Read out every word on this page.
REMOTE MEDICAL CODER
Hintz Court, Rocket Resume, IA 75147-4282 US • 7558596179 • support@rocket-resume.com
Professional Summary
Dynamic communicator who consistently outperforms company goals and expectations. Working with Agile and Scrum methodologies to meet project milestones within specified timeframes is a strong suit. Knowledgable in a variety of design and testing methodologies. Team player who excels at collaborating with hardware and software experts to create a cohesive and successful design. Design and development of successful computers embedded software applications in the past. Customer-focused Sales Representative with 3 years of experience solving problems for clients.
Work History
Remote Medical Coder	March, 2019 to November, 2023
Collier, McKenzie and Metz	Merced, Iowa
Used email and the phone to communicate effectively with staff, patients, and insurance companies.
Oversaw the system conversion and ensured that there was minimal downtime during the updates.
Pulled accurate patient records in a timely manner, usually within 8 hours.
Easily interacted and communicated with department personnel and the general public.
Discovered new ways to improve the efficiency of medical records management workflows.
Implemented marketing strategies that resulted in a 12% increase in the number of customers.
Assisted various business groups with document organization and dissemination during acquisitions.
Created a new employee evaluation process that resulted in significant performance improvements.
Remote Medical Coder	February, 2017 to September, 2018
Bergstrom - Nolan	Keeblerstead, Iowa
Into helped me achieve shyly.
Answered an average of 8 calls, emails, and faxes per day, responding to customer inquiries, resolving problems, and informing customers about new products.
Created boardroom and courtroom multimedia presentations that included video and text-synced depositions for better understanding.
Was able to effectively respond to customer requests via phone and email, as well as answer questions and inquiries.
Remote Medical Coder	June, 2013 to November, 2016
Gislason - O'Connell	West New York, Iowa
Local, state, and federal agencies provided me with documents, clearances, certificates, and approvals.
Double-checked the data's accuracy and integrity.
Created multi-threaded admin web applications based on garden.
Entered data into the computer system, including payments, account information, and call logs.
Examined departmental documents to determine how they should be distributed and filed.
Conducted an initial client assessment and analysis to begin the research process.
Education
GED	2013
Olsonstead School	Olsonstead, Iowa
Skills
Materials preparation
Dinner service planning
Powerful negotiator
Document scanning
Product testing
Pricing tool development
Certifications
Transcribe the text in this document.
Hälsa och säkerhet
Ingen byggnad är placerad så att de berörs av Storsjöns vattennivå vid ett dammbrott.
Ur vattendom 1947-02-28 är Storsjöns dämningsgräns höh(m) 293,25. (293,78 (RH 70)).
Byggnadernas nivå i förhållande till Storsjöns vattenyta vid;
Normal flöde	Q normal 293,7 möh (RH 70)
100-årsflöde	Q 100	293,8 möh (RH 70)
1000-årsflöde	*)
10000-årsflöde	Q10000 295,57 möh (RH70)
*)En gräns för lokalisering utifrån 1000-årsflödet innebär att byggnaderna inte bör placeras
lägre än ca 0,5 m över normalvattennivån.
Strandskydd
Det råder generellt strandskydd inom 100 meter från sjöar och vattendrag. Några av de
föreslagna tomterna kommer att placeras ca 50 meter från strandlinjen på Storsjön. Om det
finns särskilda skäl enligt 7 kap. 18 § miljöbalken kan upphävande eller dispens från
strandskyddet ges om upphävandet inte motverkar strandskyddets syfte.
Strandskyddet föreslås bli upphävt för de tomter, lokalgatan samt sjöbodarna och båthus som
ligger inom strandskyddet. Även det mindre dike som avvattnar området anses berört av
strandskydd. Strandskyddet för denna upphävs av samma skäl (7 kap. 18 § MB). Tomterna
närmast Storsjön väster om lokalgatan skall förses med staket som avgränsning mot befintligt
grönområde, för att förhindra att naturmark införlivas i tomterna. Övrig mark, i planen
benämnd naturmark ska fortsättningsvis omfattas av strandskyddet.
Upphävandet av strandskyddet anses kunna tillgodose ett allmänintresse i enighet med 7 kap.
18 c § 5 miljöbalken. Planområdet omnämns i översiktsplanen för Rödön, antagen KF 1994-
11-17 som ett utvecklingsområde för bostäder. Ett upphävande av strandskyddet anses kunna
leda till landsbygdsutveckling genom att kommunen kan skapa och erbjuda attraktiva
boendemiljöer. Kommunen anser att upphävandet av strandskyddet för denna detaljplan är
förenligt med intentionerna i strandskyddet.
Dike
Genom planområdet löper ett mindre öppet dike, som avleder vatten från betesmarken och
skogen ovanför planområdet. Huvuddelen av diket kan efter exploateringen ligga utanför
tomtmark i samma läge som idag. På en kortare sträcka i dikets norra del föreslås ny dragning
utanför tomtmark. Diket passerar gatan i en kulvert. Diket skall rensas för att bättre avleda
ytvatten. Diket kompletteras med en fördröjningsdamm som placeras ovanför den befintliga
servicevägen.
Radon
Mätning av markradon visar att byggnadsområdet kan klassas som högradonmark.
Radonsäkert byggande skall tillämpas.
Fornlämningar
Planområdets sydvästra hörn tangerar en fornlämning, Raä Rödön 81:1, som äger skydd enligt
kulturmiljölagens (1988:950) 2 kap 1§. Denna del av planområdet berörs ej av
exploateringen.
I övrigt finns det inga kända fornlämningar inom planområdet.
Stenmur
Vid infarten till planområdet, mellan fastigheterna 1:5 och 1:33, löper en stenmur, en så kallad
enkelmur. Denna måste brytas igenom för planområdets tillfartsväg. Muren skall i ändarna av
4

Task prompt. For every line above that includes the word "tomtmark", return the line.

The answer.
tomtmark i samma läge som idag. På en kortare sträcka i dikets norra del föreslås ny dragning
utanför tomtmark. Diket passerar gatan i en kulvert. Diket skall rensas för att bättre avleda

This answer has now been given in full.